[start of Stored rows]

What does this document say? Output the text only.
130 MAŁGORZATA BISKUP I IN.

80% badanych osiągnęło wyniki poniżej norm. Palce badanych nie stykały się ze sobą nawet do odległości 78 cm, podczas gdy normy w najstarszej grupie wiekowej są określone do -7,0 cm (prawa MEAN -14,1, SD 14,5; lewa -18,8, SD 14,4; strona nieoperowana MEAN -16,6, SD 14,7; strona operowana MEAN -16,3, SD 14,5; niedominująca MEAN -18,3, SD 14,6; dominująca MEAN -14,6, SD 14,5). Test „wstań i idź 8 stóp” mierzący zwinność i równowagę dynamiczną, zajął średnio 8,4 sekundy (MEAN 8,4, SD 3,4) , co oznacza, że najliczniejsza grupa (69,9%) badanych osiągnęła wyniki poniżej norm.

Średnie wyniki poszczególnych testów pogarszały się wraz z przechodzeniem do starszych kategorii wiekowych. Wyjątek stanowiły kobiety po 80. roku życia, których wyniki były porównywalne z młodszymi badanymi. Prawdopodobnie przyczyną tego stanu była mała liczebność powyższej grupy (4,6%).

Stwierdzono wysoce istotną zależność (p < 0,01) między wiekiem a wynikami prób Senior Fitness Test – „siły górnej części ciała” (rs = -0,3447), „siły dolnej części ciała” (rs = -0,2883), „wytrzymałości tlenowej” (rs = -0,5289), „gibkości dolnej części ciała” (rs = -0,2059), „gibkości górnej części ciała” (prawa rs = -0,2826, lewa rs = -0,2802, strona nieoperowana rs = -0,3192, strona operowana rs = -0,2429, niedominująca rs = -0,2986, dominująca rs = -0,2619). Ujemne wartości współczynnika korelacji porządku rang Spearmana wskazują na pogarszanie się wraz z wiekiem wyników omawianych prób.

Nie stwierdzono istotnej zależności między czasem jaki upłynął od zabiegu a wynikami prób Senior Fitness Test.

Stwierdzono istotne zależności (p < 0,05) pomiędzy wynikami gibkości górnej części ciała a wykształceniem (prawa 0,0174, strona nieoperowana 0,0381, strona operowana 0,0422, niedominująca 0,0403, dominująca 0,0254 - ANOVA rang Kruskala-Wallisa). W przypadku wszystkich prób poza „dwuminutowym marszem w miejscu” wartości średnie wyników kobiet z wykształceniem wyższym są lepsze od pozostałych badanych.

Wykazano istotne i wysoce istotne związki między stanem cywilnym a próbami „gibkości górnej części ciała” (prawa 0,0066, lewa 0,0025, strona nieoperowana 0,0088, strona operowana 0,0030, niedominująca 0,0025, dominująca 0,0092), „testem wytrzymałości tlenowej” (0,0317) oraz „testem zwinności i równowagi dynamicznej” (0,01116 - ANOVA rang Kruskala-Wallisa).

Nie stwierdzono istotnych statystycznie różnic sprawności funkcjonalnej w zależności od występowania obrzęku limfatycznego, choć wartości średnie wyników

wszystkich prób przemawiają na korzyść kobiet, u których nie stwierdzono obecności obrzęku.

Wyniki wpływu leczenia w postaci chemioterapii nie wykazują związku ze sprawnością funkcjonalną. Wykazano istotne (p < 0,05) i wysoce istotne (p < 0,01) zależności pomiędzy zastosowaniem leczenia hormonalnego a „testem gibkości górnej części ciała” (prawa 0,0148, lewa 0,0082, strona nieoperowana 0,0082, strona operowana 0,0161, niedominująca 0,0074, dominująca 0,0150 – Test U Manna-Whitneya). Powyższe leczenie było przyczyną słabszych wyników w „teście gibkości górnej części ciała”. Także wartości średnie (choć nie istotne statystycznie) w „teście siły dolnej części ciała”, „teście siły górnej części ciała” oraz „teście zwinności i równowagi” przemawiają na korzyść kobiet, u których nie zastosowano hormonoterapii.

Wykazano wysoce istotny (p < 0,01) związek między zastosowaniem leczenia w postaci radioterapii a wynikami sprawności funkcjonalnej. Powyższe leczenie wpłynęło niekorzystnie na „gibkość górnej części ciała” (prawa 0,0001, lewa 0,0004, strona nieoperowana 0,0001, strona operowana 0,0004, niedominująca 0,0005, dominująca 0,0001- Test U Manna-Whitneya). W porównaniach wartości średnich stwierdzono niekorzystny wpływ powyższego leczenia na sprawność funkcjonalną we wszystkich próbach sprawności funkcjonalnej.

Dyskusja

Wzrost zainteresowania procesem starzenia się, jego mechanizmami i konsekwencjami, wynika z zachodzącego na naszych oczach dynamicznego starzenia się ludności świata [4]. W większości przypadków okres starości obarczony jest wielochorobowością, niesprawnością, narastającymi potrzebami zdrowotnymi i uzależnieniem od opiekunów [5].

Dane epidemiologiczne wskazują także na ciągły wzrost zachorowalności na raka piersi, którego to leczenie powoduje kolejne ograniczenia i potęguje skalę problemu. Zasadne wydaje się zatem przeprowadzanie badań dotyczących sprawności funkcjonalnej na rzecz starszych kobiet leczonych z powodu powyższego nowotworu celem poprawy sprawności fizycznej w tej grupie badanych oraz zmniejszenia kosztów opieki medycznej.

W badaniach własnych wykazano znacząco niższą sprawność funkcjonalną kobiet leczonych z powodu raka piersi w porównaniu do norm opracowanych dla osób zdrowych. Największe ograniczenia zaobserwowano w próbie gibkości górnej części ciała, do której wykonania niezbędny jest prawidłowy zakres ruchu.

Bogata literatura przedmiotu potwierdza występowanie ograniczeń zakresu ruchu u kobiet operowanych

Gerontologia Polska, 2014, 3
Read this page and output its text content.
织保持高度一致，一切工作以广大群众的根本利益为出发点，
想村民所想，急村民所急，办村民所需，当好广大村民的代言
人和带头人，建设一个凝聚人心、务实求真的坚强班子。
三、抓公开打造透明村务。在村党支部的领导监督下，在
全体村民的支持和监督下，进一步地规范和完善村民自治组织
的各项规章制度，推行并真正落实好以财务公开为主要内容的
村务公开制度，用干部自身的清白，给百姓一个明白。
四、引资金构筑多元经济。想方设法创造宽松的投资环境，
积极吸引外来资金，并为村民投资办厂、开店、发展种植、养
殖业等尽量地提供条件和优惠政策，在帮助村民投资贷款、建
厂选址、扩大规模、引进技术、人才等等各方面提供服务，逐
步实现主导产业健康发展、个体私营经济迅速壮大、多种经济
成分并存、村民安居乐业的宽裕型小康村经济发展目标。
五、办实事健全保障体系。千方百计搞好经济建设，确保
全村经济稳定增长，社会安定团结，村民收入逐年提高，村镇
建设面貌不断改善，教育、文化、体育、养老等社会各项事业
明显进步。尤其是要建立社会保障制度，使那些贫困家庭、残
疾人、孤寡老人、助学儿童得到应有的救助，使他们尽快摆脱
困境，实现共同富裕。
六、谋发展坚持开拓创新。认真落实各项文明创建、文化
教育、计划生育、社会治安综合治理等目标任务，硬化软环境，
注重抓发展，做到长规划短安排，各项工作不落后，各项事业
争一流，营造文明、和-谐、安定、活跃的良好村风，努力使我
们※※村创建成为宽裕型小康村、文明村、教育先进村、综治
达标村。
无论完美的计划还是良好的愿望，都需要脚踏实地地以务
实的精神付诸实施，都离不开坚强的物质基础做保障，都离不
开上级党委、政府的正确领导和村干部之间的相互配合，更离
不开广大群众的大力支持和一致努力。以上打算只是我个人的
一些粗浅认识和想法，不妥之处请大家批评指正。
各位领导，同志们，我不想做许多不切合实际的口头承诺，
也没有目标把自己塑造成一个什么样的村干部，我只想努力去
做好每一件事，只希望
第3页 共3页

[end of Stored rows]

> Task directions:
Select every line where the word "text" occurs.

> Expected answer:
What does this document say? Output the text only.
Read this page and output its text content.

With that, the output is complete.